Short exercise: Rewrite the records below as a numbered list, skipping any blank lines. Include only the lines from the start of the records up to and including the line that contains "713, 92, 787]".
-- Begin Records shown --
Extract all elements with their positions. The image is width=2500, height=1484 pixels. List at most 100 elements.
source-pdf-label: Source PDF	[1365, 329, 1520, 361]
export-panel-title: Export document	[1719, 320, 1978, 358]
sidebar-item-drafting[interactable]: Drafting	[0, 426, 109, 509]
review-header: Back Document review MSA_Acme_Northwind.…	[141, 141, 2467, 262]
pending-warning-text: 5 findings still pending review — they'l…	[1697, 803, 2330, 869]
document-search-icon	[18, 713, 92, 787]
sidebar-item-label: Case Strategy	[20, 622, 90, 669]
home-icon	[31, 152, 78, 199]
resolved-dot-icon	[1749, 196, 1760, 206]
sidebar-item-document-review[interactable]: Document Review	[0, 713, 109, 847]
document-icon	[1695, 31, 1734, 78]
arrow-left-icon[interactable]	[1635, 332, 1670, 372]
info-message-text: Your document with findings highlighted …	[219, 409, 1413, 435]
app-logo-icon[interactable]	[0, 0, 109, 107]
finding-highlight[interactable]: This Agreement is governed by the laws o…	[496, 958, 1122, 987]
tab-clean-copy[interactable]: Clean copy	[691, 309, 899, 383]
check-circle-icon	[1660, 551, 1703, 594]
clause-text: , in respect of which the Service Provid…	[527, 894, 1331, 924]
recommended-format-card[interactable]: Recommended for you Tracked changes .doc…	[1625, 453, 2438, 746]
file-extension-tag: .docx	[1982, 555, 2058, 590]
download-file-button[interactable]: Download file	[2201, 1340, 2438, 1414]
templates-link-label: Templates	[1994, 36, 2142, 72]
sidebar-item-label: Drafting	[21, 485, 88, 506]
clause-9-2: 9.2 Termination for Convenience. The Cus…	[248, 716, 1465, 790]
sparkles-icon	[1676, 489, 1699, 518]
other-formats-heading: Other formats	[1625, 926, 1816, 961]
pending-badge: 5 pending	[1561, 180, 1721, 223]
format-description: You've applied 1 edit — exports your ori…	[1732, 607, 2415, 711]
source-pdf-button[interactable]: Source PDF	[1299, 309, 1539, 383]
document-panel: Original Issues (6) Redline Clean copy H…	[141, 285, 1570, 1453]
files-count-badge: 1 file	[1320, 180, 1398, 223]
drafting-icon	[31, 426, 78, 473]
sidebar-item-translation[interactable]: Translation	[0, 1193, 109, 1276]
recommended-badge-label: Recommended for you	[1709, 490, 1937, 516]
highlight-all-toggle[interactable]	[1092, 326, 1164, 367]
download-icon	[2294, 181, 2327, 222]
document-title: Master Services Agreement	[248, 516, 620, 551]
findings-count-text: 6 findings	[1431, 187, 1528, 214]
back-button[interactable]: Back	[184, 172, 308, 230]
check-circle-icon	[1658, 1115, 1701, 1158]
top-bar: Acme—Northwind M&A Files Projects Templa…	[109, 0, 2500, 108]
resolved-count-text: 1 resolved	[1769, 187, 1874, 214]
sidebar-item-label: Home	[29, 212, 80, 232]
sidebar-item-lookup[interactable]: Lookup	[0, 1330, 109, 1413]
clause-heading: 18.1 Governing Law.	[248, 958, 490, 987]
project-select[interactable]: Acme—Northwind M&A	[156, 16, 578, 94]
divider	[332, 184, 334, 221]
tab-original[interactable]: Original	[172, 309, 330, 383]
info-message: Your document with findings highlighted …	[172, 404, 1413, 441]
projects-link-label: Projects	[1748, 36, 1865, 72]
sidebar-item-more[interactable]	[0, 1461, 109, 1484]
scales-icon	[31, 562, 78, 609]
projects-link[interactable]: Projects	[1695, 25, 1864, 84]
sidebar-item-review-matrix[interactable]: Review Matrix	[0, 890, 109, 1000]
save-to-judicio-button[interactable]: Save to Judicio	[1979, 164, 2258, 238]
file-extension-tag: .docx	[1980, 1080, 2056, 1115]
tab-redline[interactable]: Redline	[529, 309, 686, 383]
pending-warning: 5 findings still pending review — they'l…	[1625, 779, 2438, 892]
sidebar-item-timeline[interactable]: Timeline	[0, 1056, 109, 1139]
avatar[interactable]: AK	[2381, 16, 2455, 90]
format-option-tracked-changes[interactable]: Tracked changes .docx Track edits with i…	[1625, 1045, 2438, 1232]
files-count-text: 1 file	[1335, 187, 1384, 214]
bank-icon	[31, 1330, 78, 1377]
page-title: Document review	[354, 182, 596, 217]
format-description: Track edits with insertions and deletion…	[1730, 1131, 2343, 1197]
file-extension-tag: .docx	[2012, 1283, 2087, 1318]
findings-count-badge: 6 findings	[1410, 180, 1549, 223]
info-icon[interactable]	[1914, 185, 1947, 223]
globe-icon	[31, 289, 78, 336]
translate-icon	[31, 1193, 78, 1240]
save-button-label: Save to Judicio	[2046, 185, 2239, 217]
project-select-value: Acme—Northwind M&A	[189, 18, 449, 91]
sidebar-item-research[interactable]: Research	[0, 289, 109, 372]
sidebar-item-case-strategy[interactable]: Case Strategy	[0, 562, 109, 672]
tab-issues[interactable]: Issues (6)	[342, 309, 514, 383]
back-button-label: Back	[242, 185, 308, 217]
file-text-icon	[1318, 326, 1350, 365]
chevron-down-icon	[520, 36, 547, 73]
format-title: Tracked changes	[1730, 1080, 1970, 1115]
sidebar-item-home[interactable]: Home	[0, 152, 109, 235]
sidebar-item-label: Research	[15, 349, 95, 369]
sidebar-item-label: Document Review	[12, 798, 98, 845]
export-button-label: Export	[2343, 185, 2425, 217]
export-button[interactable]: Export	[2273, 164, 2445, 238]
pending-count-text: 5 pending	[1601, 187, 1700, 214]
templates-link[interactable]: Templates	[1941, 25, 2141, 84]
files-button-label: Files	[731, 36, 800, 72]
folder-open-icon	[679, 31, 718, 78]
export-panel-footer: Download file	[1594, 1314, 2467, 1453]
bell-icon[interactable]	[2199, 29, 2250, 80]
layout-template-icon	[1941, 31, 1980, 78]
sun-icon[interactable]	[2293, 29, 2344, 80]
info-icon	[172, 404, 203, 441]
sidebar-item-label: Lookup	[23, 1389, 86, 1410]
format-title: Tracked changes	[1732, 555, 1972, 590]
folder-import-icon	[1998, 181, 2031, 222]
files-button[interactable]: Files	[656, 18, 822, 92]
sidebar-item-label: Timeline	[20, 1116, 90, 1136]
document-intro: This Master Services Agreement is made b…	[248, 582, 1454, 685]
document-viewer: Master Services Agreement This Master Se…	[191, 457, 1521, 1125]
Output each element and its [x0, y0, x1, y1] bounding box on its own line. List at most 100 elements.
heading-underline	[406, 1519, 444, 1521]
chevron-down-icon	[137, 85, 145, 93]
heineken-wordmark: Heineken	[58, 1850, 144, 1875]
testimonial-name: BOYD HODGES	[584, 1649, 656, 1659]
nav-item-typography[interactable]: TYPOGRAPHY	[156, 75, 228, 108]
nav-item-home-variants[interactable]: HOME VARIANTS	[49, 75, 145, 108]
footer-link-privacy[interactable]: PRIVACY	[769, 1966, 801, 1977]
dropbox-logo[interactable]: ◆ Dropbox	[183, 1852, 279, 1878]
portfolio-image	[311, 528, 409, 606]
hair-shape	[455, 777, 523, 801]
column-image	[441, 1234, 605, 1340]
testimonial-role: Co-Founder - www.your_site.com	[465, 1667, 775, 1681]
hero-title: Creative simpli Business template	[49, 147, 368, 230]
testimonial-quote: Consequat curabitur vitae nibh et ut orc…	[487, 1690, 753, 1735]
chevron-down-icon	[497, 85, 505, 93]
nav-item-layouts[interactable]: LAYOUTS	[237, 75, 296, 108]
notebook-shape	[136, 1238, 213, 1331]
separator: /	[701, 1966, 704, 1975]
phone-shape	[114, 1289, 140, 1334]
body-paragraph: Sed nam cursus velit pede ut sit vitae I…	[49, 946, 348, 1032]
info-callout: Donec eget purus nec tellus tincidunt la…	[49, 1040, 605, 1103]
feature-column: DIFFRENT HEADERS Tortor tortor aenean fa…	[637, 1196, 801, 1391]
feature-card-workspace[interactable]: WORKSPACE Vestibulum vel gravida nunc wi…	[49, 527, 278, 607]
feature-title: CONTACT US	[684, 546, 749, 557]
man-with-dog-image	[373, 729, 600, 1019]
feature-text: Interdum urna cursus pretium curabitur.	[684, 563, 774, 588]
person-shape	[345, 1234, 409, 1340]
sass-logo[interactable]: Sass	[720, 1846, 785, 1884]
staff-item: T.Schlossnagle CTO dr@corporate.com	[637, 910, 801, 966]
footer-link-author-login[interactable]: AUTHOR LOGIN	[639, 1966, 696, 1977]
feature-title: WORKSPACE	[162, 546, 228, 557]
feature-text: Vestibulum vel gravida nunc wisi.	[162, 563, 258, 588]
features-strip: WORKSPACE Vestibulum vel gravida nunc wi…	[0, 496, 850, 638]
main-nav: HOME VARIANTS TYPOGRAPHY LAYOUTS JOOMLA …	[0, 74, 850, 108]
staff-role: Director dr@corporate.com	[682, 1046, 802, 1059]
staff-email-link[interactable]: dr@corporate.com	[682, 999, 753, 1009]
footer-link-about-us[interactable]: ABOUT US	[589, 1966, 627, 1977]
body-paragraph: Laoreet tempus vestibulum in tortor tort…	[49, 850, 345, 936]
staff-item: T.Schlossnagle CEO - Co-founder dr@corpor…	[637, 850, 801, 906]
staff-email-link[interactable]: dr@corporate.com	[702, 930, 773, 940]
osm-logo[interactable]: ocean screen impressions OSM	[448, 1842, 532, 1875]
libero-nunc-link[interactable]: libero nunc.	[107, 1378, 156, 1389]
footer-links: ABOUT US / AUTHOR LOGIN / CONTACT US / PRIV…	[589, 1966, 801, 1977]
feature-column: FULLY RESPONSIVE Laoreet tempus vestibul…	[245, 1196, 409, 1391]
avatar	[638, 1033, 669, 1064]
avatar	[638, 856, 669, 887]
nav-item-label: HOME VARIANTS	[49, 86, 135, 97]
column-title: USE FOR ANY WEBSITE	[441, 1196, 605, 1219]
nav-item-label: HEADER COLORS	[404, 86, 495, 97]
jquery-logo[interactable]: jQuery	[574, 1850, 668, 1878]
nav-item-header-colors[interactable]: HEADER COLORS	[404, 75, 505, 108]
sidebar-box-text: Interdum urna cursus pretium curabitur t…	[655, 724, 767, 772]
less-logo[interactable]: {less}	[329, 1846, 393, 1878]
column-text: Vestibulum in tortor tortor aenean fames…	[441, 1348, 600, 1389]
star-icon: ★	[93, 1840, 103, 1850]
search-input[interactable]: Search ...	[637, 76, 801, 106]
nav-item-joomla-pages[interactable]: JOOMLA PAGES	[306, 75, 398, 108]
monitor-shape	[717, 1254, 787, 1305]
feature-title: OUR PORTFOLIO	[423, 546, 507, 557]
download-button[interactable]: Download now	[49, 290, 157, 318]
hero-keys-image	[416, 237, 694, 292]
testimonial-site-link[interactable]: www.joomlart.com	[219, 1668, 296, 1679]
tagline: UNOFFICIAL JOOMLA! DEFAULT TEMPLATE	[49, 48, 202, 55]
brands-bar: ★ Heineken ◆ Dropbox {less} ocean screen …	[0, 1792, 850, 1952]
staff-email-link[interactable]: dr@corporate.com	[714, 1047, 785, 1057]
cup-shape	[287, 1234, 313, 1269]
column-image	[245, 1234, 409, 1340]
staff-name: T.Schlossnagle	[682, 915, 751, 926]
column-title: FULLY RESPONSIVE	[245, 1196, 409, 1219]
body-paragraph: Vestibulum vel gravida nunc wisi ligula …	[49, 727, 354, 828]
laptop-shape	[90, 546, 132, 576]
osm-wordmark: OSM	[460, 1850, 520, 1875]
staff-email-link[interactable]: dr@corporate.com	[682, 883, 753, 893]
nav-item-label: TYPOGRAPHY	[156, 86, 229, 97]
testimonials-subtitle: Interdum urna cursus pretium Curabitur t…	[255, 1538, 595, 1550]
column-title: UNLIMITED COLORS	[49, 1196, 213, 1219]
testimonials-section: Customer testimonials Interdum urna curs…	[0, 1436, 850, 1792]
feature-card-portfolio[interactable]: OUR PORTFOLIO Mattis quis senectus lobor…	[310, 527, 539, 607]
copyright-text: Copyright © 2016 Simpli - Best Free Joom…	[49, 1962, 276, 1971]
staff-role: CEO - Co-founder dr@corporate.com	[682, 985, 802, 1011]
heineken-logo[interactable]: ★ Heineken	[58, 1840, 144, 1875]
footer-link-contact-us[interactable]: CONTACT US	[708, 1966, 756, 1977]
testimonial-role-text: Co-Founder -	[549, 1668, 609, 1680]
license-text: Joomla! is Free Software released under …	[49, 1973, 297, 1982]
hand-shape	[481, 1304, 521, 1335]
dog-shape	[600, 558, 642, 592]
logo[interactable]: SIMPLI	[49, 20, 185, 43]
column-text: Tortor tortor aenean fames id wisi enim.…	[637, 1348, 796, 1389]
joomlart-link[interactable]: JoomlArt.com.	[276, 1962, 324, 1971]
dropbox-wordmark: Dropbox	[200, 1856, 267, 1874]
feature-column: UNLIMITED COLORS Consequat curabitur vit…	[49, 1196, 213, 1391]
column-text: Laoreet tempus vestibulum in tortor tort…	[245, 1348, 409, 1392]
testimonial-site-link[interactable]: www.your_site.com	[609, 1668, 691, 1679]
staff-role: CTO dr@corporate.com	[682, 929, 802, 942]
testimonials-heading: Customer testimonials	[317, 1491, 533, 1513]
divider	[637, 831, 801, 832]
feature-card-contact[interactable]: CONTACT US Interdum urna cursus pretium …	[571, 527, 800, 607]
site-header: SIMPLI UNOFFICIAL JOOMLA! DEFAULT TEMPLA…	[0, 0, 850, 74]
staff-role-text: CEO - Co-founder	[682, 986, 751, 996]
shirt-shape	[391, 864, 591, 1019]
-- End Records shown --
Answer to this exercise:
1. Extract all elements with their positions. The image is width=2500, height=1484 pixels. List at most 100 elements.
2. source-pdf-label: Source PDF	[1365, 329, 1520, 361]
3. export-panel-title: Export document	[1719, 320, 1978, 358]
4. sidebar-item-drafting[interactable]: Drafting	[0, 426, 109, 509]
5. review-header: Back Document review MSA_Acme_Northwind.…	[141, 141, 2467, 262]
6. pending-warning-text: 5 findings still pending review — they'l…	[1697, 803, 2330, 869]
7. document-search-icon	[18, 713, 92, 787]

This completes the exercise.